— EXERCISE 1 —
In the piece on Wyoming's gender wage gap, why are the proposed statute changes, such as dropping the salary history question during hiring, presented as a worthwhile step? Answer in one to three sentences.
— EXERCISE 2 —
Continue the piece on Wyoming's gender wage gap, starting after its final sentence.

Rather than treating Wyoming’s gender wage gap as a myth or a phenomenon outside our control, state government and private industry can work with women to close the wage gap. Doing so will bring myriad benefits to Wyoming’s economy.
Based on conservative calculations, the Department of Workforce Services estimates that closing Wyoming’s gender wage gap would result in approximately $153 million in additional economic impact. And at a time when tax revenues are declining, closing the wage gap could generate $5 million in state and local taxes.
Small changes to state statute that were proposed during the legislative session — like eliminating the question of salary history during hiring — would require no change to the state budget and would go a long way toward closing the gender wage gap, which, in turn creates new economic opportunities and jobs statewide.
Further, private businesses that have directly addressed the gender wage gap — and businesses like those Wyoming is working to attract — have found themselves with a stronger, more engaged workforce. Look no further than tech giant SalesForce, which publicly undertook a gender wage audit, identified the problem, applied capital and is taking ongoing action to address it. It has seen lower staff turnover, greater employee productivity and higher share prices ever since.

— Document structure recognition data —
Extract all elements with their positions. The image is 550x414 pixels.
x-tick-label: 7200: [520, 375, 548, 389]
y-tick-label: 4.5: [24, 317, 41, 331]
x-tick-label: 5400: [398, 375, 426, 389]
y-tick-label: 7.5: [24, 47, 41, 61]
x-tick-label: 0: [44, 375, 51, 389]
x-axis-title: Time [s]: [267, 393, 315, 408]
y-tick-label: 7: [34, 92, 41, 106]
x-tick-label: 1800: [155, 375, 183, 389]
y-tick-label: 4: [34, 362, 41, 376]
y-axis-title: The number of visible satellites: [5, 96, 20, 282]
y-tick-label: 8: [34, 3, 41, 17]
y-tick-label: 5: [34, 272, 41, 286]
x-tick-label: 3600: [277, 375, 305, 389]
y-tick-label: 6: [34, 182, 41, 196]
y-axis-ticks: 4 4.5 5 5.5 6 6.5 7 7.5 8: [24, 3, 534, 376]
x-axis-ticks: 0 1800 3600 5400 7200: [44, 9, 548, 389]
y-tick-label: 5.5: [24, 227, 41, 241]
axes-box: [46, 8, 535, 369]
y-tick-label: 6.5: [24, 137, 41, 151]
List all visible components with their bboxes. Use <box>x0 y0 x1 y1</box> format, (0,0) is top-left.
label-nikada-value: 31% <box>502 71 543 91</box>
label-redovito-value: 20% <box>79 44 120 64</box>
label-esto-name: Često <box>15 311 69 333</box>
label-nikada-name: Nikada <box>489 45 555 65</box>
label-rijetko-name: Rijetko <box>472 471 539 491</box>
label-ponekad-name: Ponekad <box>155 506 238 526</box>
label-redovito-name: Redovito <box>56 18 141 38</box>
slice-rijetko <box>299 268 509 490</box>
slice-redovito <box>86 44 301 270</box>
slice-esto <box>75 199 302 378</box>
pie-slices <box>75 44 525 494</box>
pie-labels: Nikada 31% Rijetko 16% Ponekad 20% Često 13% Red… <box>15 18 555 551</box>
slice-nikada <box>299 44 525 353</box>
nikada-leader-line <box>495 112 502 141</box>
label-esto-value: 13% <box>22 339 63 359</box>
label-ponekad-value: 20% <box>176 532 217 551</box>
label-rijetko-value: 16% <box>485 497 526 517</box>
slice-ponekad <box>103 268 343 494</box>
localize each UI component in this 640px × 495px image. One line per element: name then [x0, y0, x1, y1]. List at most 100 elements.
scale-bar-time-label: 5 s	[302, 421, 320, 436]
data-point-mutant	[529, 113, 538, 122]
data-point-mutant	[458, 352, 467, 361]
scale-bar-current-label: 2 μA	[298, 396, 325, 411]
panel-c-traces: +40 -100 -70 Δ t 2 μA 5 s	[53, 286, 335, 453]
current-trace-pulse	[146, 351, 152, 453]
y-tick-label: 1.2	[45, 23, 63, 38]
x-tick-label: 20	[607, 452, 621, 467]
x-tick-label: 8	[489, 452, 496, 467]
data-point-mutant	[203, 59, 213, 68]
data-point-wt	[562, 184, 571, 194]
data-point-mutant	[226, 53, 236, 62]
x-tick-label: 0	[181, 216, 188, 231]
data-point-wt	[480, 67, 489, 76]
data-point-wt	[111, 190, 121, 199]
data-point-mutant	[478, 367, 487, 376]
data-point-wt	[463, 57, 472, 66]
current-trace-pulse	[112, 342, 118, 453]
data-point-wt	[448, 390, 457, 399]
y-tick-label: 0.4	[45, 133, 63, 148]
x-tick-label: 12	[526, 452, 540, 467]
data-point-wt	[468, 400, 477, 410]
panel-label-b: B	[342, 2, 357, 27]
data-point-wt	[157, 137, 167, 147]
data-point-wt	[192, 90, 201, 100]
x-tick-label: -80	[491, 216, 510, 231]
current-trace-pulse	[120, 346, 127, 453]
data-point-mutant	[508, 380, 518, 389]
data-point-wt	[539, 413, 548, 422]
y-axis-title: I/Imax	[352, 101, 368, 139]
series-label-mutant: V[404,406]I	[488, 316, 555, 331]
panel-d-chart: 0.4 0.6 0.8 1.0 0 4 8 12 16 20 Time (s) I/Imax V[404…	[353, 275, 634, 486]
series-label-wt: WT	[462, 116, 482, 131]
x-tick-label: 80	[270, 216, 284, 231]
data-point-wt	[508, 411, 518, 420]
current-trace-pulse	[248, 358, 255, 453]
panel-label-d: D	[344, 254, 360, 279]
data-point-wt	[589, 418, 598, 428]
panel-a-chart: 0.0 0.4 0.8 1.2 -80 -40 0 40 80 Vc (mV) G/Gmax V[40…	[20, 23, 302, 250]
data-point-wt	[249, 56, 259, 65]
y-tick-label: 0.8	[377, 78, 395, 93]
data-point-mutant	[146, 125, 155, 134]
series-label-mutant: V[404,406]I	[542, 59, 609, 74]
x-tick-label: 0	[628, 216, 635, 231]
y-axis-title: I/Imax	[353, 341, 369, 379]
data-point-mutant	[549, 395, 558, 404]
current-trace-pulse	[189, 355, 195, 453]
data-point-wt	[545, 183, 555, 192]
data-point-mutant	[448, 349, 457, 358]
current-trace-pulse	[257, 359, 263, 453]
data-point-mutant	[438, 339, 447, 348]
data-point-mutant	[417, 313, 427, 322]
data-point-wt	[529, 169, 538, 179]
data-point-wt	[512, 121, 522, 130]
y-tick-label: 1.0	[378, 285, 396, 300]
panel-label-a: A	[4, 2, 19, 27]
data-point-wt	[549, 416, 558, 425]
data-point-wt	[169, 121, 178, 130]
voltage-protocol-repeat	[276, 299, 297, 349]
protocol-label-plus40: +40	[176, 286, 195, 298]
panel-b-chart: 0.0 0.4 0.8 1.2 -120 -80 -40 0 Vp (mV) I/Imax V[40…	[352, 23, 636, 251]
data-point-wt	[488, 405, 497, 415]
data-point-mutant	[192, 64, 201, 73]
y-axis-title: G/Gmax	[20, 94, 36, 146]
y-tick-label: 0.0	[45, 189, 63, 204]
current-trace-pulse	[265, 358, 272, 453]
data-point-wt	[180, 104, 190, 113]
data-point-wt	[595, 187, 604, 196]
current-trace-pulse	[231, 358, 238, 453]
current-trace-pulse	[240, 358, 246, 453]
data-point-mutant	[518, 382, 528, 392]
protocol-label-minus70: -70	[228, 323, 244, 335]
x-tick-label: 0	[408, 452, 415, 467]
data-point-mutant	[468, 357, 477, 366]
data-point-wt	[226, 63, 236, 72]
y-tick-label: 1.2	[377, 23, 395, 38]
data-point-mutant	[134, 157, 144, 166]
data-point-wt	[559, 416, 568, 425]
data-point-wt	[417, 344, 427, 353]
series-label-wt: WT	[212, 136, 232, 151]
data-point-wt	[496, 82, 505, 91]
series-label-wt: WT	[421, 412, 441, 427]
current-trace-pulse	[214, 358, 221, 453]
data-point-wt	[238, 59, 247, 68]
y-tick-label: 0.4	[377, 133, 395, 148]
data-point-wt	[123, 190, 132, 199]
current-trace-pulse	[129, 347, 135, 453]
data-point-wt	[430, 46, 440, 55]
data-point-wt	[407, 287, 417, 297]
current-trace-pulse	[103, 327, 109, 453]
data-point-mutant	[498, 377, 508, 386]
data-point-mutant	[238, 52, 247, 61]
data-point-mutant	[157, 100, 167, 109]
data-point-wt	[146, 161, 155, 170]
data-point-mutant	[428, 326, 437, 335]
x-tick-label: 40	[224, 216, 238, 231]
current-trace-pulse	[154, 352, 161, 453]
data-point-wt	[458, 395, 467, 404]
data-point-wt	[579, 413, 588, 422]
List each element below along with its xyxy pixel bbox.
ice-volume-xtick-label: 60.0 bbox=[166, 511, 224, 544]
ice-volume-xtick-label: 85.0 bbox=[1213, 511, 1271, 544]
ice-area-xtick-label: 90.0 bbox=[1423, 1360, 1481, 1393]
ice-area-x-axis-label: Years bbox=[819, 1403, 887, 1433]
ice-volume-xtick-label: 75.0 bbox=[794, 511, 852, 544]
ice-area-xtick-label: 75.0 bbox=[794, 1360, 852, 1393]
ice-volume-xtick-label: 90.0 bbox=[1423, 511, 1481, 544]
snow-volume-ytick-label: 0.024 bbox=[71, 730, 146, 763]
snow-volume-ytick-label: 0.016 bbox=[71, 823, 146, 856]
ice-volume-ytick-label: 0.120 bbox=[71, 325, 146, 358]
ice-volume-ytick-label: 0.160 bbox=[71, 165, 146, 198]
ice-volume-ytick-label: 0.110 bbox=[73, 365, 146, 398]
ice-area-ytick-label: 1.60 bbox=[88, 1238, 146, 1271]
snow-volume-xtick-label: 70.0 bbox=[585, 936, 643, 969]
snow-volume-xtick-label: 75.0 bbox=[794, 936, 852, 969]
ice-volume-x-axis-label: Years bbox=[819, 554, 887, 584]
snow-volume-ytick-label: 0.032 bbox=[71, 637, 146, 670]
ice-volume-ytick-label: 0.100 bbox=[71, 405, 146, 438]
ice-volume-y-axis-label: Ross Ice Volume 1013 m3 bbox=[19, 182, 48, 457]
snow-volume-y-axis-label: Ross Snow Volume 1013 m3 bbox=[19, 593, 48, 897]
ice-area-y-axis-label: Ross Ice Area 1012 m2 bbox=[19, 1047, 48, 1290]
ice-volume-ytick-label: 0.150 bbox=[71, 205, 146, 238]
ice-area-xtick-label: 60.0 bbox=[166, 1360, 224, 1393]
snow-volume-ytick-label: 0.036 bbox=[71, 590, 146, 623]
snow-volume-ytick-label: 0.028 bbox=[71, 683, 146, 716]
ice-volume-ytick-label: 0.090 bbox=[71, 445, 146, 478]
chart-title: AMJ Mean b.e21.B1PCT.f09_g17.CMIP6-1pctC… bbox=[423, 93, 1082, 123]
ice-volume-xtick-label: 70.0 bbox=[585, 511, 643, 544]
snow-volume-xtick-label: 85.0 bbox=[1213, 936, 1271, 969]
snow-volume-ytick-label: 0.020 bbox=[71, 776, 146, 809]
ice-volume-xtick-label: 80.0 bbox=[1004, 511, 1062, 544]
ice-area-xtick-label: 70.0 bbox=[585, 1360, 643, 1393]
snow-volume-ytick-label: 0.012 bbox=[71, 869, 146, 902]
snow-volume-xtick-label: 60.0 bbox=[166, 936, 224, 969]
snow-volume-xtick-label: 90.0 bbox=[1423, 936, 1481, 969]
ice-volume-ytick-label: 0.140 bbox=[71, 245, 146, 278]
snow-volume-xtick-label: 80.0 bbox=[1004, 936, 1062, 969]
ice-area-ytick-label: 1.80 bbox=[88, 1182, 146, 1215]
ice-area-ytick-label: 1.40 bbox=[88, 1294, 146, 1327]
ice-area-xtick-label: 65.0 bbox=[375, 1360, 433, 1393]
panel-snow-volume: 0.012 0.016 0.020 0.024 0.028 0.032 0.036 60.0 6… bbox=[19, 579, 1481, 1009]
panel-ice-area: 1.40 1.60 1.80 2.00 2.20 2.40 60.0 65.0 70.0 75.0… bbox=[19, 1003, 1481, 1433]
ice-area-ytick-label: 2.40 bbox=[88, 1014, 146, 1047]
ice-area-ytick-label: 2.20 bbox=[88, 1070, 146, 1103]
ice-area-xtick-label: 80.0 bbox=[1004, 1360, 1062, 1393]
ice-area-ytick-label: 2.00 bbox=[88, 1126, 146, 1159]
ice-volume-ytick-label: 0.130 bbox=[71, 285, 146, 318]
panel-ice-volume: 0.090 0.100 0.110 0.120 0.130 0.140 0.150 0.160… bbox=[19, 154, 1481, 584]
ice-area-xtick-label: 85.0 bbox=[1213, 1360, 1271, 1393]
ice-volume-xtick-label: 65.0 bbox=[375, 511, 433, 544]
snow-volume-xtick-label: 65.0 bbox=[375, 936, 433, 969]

— ANSWER BOX 1 —
They would require no change to the state budget and would go a long way toward closing the gender wage gap. Closing the gap, in turn, creates new economic opportunities and jobs statewide.

— ANSWER BOX 2 —
Equal pay for equal work is the bedrock on which the Equality State was built. As Wyoming works to diversify its economy and attract new businesses, the state’s leadership — public and private — would be well served to foreground closing the gender wage gap as a way to accomplish both.
Jennifer M. Simon founded the Wyoming Women’s Action Network, an advocacy group to advance the economic well-being, health and representation of women and families. She is vice chair of the gubernatorial-appointed Wyoming Council for Women’s Issues.
Natalia D. Macker chairs the Teton County Board of County Commissioners. Macker is Wyoming’s delegate to Vision2020, a nonpartisan convener of women and men committed to gender equality. Guest Shots are solely the opinion of their authors.